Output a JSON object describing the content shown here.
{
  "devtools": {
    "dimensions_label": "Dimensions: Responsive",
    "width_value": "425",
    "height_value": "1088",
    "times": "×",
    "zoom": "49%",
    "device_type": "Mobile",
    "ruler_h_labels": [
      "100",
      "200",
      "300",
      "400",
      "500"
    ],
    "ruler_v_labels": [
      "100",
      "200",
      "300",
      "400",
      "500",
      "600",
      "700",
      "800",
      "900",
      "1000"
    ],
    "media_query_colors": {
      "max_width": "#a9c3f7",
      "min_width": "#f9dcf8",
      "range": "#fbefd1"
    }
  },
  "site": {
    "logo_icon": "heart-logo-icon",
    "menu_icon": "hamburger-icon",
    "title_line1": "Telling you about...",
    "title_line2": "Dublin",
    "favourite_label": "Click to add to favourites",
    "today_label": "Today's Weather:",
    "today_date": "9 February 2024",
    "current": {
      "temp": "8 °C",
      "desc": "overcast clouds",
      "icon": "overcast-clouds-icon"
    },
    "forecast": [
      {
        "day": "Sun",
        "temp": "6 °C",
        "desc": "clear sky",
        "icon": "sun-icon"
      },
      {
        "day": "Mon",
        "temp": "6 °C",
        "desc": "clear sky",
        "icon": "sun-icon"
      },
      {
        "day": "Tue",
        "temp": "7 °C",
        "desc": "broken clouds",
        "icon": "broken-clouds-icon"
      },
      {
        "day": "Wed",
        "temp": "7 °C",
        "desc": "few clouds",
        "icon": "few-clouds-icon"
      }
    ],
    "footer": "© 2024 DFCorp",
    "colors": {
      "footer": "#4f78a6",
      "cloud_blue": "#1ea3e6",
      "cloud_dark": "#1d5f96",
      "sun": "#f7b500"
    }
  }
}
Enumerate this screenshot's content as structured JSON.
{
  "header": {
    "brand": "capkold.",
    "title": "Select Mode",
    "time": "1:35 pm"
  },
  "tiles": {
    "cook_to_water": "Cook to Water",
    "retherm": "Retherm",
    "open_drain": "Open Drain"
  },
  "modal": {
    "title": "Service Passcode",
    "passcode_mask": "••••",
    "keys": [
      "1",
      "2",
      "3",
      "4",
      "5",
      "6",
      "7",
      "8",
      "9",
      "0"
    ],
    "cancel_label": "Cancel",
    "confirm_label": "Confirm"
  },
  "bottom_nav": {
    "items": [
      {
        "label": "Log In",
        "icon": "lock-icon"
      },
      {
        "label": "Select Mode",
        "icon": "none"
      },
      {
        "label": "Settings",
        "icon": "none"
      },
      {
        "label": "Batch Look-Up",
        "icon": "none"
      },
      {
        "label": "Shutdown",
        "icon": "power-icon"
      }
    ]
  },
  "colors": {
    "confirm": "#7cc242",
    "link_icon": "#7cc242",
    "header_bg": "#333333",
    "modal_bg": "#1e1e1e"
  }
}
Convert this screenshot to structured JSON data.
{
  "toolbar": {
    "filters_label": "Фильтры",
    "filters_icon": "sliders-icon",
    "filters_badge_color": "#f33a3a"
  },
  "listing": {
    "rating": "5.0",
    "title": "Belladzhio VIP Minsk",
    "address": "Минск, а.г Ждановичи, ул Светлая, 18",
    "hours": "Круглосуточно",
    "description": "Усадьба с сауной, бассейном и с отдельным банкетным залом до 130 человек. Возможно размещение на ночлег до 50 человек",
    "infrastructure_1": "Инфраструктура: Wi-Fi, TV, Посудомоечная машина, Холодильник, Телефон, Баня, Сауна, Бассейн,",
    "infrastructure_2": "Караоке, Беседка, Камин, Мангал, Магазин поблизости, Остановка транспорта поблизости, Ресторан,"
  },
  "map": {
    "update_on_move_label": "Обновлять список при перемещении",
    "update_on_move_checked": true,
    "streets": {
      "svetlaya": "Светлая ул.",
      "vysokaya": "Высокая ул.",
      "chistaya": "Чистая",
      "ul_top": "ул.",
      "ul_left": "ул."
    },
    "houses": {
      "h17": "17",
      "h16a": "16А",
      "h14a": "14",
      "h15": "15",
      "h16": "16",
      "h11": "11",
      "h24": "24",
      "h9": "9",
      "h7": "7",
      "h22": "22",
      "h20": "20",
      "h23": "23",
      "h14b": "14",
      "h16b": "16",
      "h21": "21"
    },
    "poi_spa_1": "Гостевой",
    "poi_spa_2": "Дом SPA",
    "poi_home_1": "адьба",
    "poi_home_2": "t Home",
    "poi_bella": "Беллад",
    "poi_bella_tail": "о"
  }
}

- - -

WHAT YOU SHOULD DO: List the lines of the material in which the word "Mode" occurs.

ANSWER TO THE PROBLEM:
    "title": "Select Mode",
        "label": "Select Mode",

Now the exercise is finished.